Work to be completed
Find all the lines with "Customer" and gather them.

** begin Extracted material **

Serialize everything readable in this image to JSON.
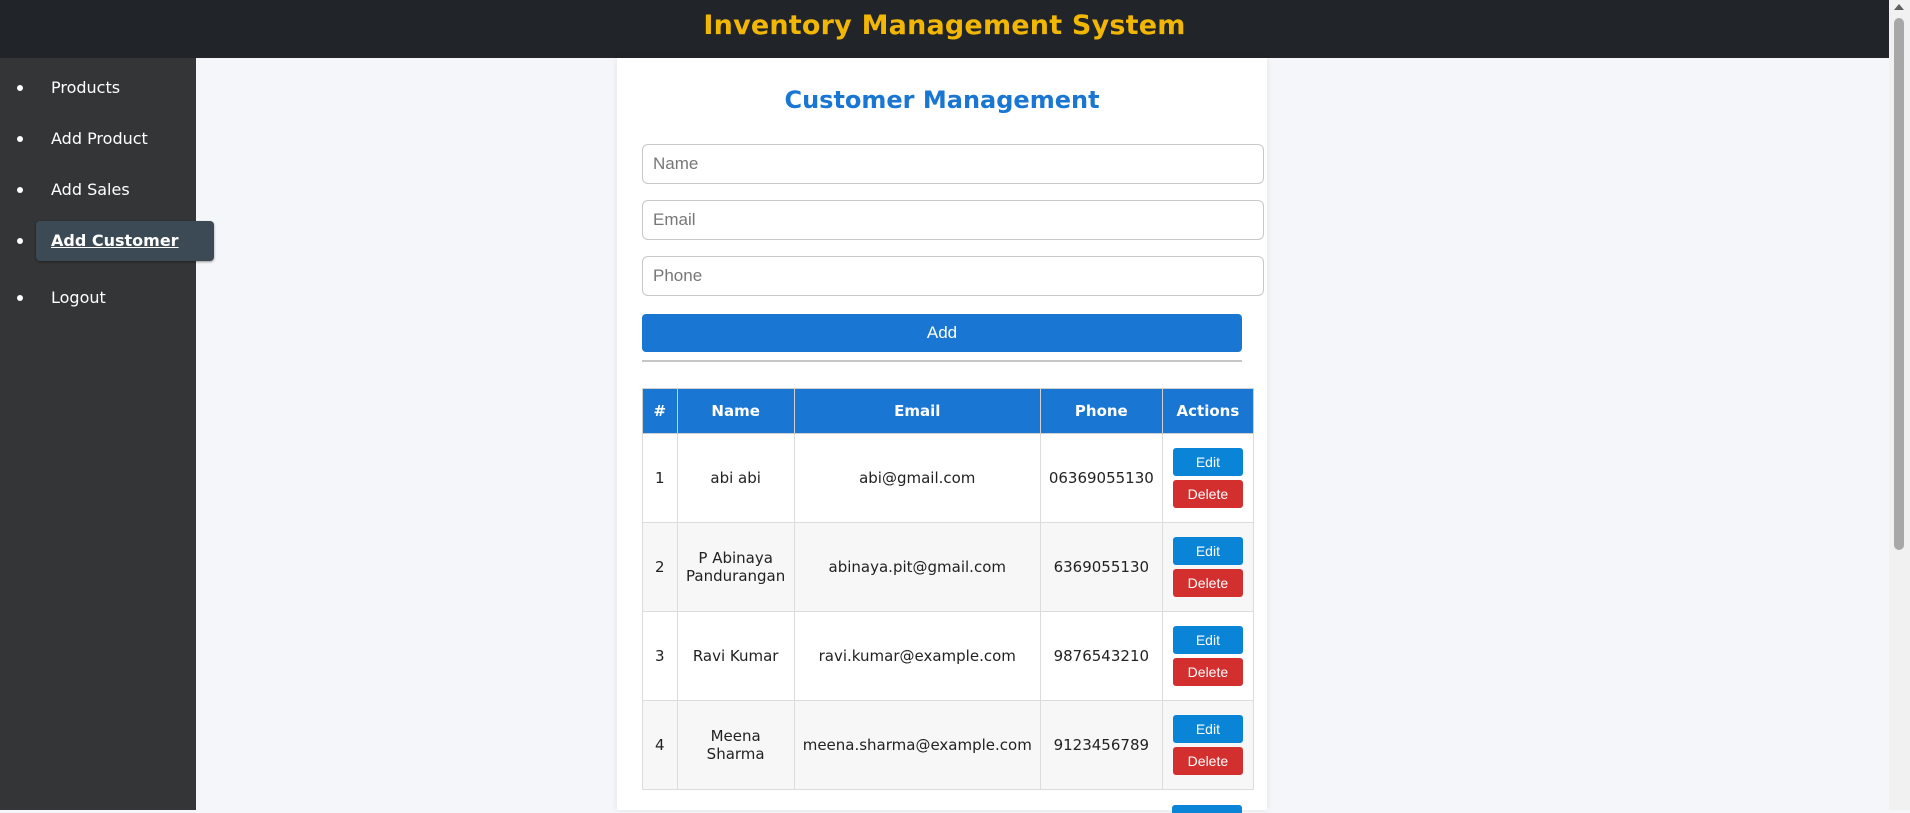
{
  "header": {
    "title": "Inventory Management System"
  },
  "sidebar": {
    "items": [
      {
        "label": "Products"
      },
      {
        "label": "Add Product"
      },
      {
        "label": "Add Sales"
      },
      {
        "label": "Add Customer",
        "active": true
      },
      {
        "label": "Logout"
      }
    ]
  },
  "main": {
    "title": "Customer Management",
    "form": {
      "name_placeholder": "Name",
      "email_placeholder": "Email",
      "phone_placeholder": "Phone",
      "add_label": "Add"
    },
    "table": {
      "columns": [
        "#",
        "Name",
        "Email",
        "Phone",
        "Actions"
      ],
      "rows": [
        {
          "num": "1",
          "name": "abi abi",
          "email": "abi@gmail.com",
          "phone": "06369055130"
        },
        {
          "num": "2",
          "name": "P Abinaya Pandurangan",
          "email": "abinaya.pit@gmail.com",
          "phone": "6369055130"
        },
        {
          "num": "3",
          "name": "Ravi Kumar",
          "email": "ravi.kumar@example.com",
          "phone": "9876543210"
        },
        {
          "num": "4",
          "name": "Meena Sharma",
          "email": "meena.sharma@example.com",
          "phone": "9123456789"
        }
      ],
      "edit_label": "Edit",
      "delete_label": "Delete"
    }
  },
  "colors": {
    "accent": "#1976d2",
    "title": "#f2b705",
    "delete": "#d32f2f",
    "edit": "#0a84d6"
  }
}
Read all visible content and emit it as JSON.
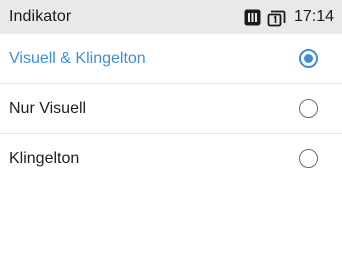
{
  "status_bar": {
    "title": "Indikator",
    "time": "17:14",
    "icons": [
      "sim-card-icon",
      "window-one-icon"
    ]
  },
  "options": [
    {
      "label": "Visuell & Klingelton",
      "selected": true
    },
    {
      "label": "Nur Visuell",
      "selected": false
    },
    {
      "label": "Klingelton",
      "selected": false
    }
  ],
  "colors": {
    "accent": "#3f8ed6",
    "status_bar_bg": "#e9e9e9",
    "text": "#202020"
  }
}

** end Extracted material **

Solution to this task
        "label": "Add Customer",
    "title": "Customer Management",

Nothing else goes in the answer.